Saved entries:
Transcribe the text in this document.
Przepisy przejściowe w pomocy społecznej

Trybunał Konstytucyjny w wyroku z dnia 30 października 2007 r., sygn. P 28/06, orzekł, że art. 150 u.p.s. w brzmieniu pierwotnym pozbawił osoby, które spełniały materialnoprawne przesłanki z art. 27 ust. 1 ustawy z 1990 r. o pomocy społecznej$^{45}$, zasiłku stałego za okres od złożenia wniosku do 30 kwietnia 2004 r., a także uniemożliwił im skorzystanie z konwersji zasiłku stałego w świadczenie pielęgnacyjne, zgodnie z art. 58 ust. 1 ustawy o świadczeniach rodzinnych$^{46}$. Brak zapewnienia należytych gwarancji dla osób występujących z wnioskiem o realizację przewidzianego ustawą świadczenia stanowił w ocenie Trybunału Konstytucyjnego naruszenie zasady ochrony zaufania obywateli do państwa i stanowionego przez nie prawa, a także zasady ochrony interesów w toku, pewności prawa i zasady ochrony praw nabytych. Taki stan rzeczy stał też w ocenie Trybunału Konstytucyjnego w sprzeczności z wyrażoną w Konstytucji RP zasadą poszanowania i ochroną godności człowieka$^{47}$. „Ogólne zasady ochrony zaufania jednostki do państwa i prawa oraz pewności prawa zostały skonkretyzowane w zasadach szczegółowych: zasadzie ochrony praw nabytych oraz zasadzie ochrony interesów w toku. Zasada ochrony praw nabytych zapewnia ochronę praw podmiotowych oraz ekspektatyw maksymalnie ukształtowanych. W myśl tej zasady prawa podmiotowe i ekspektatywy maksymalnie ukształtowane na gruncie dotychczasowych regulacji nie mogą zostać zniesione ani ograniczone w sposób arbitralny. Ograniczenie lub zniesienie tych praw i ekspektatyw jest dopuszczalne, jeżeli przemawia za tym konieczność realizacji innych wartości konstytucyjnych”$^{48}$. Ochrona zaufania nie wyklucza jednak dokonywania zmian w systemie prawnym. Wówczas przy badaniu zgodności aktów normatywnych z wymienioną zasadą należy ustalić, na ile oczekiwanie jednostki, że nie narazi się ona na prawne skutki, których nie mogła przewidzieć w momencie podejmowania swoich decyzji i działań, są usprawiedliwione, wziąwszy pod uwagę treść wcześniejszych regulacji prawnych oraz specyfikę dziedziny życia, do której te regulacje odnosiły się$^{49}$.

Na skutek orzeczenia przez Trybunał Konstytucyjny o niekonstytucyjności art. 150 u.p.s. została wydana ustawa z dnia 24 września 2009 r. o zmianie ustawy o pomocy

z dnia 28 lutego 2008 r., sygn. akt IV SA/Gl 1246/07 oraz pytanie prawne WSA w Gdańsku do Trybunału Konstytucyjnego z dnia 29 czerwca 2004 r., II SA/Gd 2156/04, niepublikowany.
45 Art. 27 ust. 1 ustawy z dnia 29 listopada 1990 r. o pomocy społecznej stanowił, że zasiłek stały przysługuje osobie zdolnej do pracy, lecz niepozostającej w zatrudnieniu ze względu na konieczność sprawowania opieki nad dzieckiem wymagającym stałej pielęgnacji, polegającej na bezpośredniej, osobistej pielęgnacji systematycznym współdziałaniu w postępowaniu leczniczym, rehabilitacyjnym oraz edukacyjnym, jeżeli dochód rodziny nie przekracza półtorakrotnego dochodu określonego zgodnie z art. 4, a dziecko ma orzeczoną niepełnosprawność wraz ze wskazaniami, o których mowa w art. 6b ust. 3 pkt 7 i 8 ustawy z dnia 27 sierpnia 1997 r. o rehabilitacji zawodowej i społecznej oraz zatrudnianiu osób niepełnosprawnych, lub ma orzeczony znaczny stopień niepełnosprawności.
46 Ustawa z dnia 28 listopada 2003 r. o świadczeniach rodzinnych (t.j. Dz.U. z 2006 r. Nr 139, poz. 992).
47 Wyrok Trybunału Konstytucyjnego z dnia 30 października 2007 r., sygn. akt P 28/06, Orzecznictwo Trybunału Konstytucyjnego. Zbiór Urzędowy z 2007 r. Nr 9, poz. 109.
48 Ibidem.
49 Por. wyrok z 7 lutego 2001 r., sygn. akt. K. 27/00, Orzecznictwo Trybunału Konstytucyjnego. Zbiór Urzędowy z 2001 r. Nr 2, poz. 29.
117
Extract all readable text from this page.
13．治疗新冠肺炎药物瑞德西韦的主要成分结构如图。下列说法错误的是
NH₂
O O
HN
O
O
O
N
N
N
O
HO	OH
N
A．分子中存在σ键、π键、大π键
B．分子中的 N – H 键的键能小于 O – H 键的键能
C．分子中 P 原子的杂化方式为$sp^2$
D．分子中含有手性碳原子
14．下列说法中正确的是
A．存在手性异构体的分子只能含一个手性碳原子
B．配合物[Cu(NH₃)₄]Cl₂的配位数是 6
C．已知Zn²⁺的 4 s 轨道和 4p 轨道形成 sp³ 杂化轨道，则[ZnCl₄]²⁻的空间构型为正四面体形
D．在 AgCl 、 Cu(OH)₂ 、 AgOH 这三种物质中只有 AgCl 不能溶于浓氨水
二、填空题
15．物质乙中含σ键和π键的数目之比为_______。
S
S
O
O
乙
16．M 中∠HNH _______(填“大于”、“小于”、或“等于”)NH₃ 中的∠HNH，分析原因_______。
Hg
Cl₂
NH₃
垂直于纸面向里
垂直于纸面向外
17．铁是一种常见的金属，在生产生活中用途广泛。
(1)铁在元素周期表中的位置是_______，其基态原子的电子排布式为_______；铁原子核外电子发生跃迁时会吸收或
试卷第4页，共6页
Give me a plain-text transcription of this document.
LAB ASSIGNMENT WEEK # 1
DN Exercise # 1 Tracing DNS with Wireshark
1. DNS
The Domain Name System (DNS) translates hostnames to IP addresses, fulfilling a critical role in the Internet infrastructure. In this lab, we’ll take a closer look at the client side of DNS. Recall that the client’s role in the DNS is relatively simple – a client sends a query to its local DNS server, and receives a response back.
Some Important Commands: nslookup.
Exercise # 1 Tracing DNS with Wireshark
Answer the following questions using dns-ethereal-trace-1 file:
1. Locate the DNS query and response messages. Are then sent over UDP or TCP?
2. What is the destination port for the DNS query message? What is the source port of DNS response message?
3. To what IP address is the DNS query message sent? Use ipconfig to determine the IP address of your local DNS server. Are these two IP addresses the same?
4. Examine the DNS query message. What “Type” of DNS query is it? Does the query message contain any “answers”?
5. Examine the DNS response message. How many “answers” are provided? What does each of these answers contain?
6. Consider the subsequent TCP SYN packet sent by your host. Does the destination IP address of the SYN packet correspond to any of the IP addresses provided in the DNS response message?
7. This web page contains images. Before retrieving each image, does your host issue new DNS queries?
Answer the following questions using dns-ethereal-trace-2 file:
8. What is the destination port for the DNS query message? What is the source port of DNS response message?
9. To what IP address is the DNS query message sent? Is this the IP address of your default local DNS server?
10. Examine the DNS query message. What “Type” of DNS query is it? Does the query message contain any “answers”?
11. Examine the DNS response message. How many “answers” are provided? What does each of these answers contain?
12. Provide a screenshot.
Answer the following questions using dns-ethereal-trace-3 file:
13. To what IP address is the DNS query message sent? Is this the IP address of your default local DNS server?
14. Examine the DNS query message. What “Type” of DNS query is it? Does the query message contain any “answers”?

**EXERCISE DIRECTIONS**
Word for word, quote all of the data above.

**EXERCISE ANSWER**
Transcribe the text in this document.
Przepisy przejściowe w pomocy społecznej

Trybunał Konstytucyjny w wyroku z dnia 30 października 2007 r., sygn. P 28/06, orzekł, że art. 150 u.p.s. w brzmieniu pierwotnym pozbawił osoby, które spełniały materialnoprawne przesłanki z art. 27 ust. 1 ustawy z 1990 r. o pomocy społecznej$^{45}$, zasiłku stałego za okres od złożenia wniosku do 30 kwietnia 2004 r., a także uniemożliwił im skorzystanie z konwersji zasiłku stałego w świadczenie pielęgnacyjne, zgodnie z art. 58 ust. 1 ustawy o świadczeniach rodzinnych$^{46}$. Brak zapewnienia należytych gwarancji dla osób występujących z wnioskiem o realizację przewidzianego ustawą świadczenia stanowił w ocenie Trybunału Konstytucyjnego naruszenie zasady ochrony zaufania obywateli do państwa i stanowionego przez nie prawa, a także zasady ochrony interesów w toku, pewności prawa i zasady ochrony praw nabytych. Taki stan rzeczy stał też w ocenie Trybunału Konstytucyjnego w sprzeczności z wyrażoną w Konstytucji RP zasadą poszanowania i ochroną godności człowieka$^{47}$. „Ogólne zasady ochrony zaufania jednostki do państwa i prawa oraz pewności prawa zostały skonkretyzowane w zasadach szczegółowych: zasadzie ochrony praw nabytych oraz zasadzie ochrony interesów w toku. Zasada ochrony praw nabytych zapewnia ochronę praw podmiotowych oraz ekspektatyw maksymalnie ukształtowanych. W myśl tej zasady prawa podmiotowe i ekspektatywy maksymalnie ukształtowane na gruncie dotychczasowych regulacji nie mogą zostać zniesione ani ograniczone w sposób arbitralny. Ograniczenie lub zniesienie tych praw i ekspektatyw jest dopuszczalne, jeżeli przemawia za tym konieczność realizacji innych wartości konstytucyjnych”$^{48}$. Ochrona zaufania nie wyklucza jednak dokonywania zmian w systemie prawnym. Wówczas przy badaniu zgodności aktów normatywnych z wymienioną zasadą należy ustalić, na ile oczekiwanie jednostki, że nie narazi się ona na prawne skutki, których nie mogła przewidzieć w momencie podejmowania swoich decyzji i działań, są usprawiedliwione, wziąwszy pod uwagę treść wcześniejszych regulacji prawnych oraz specyfikę dziedziny życia, do której te regulacje odnosiły się$^{49}$.

Na skutek orzeczenia przez Trybunał Konstytucyjny o niekonstytucyjności art. 150 u.p.s. została wydana ustawa z dnia 24 września 2009 r. o zmianie ustawy o pomocy

z dnia 28 lutego 2008 r., sygn. akt IV SA/Gl 1246/07 oraz pytanie prawne WSA w Gdańsku do Trybunału Konstytucyjnego z dnia 29 czerwca 2004 r., II SA/Gd 2156/04, niepublikowany.
45 Art. 27 ust. 1 ustawy z dnia 29 listopada 1990 r. o pomocy społecznej stanowił, że zasiłek stały przysługuje osobie zdolnej do pracy, lecz niepozostającej w zatrudnieniu ze względu na konieczność sprawowania opieki nad dzieckiem wymagającym stałej pielęgnacji, polegającej na bezpośredniej, osobistej pielęgnacji systematycznym współdziałaniu w postępowaniu leczniczym, rehabilitacyjnym oraz edukacyjnym, jeżeli dochód rodziny nie przekracza półtorakrotnego dochodu określonego zgodnie z art. 4, a dziecko ma orzeczoną niepełnosprawność wraz ze wskazaniami, o których mowa w art. 6b ust. 3 pkt 7 i 8 ustawy z dnia 27 sierpnia 1997 r. o rehabilitacji zawodowej i społecznej oraz zatrudnianiu osób niepełnosprawnych, lub ma orzeczony znaczny stopień niepełnosprawności.
46 Ustawa z dnia 28 listopada 2003 r. o świadczeniach rodzinnych (t.j. Dz.U. z 2006 r. Nr 139, poz. 992).
47 Wyrok Trybunału Konstytucyjnego z dnia 30 października 2007 r., sygn. akt P 28/06, Orzecznictwo Trybunału Konstytucyjnego. Zbiór Urzędowy z 2007 r. Nr 9, poz. 109.
48 Ibidem.
49 Por. wyrok z 7 lutego 2001 r., sygn. akt. K. 27/00, Orzecznictwo Trybunału Konstytucyjnego. Zbiór Urzędowy z 2001 r. Nr 2, poz. 29.
117
Extract all readable text from this page.
13．治疗新冠肺炎药物瑞德西韦的主要成分结构如图。下列说法错误的是
NH₂
O O
HN
O
O
O
N
N
N
O
HO	OH
N
A．分子中存在σ键、π键、大π键
B．分子中的 N – H 键的键能小于 O – H 键的键能
C．分子中 P 原子的杂化方式为$sp^2$
D．分子中含有手性碳原子
14．下列说法中正确的是
A．存在手性异构体的分子只能含一个手性碳原子
B．配合物[Cu(NH₃)₄]Cl₂的配位数是 6
C．已知Zn²⁺的 4 s 轨道和 4p 轨道形成 sp³ 杂化轨道，则[ZnCl₄]²⁻的空间构型为正四面体形
D．在 AgCl 、 Cu(OH)₂ 、 AgOH 这三种物质中只有 AgCl 不能溶于浓氨水
二、填空题
15．物质乙中含σ键和π键的数目之比为_______。
S
S
O
O
乙
16．M 中∠HNH _______(填“大于”、“小于”、或“等于”)NH₃ 中的∠HNH，分析原因_______。
Hg
Cl₂
NH₃
垂直于纸面向里
垂直于纸面向外
17．铁是一种常见的金属，在生产生活中用途广泛。
(1)铁在元素周期表中的位置是_______，其基态原子的电子排布式为_______；铁原子核外电子发生跃迁时会吸收或
试卷第4页，共6页
Give me a plain-text transcription of this document.
LAB ASSIGNMENT WEEK # 1
DN Exercise # 1 Tracing DNS with Wireshark
1. DNS
The Domain Name System (DNS) translates hostnames to IP addresses, fulfilling a critical role in the Internet infrastructure. In this lab, we’ll take a closer look at the client side of DNS. Recall that the client’s role in the DNS is relatively simple – a client sends a query to its local DNS server, and receives a response back.
Some Important Commands: nslookup.
Exercise # 1 Tracing DNS with Wireshark
Answer the following questions using dns-ethereal-trace-1 file:
1. Locate the DNS query and response messages. Are then sent over UDP or TCP?
2. What is the destination port for the DNS query message? What is the source port of DNS response message?
3. To what IP address is the DNS query message sent? Use ipconfig to determine the IP address of your local DNS server. Are these two IP addresses the same?
4. Examine the DNS query message. What “Type” of DNS query is it? Does the query message contain any “answers”?
5. Examine the DNS response message. How many “answers” are provided? What does each of these answers contain?
6. Consider the subsequent TCP SYN packet sent by your host. Does the destination IP address of the SYN packet correspond to any of the IP addresses provided in the DNS response message?
7. This web page contains images. Before retrieving each image, does your host issue new DNS queries?
Answer the following questions using dns-ethereal-trace-2 file:
8. What is the destination port for the DNS query message? What is the source port of DNS response message?
9. To what IP address is the DNS query message sent? Is this the IP address of your default local DNS server?
10. Examine the DNS query message. What “Type” of DNS query is it? Does the query message contain any “answers”?
11. Examine the DNS response message. How many “answers” are provided? What does each of these answers contain?
12. Provide a screenshot.
Answer the following questions using dns-ethereal-trace-3 file:
13. To what IP address is the DNS query message sent? Is this the IP address of your default local DNS server?
14. Examine the DNS query message. What “Type” of DNS query is it? Does the query message contain any “answers”?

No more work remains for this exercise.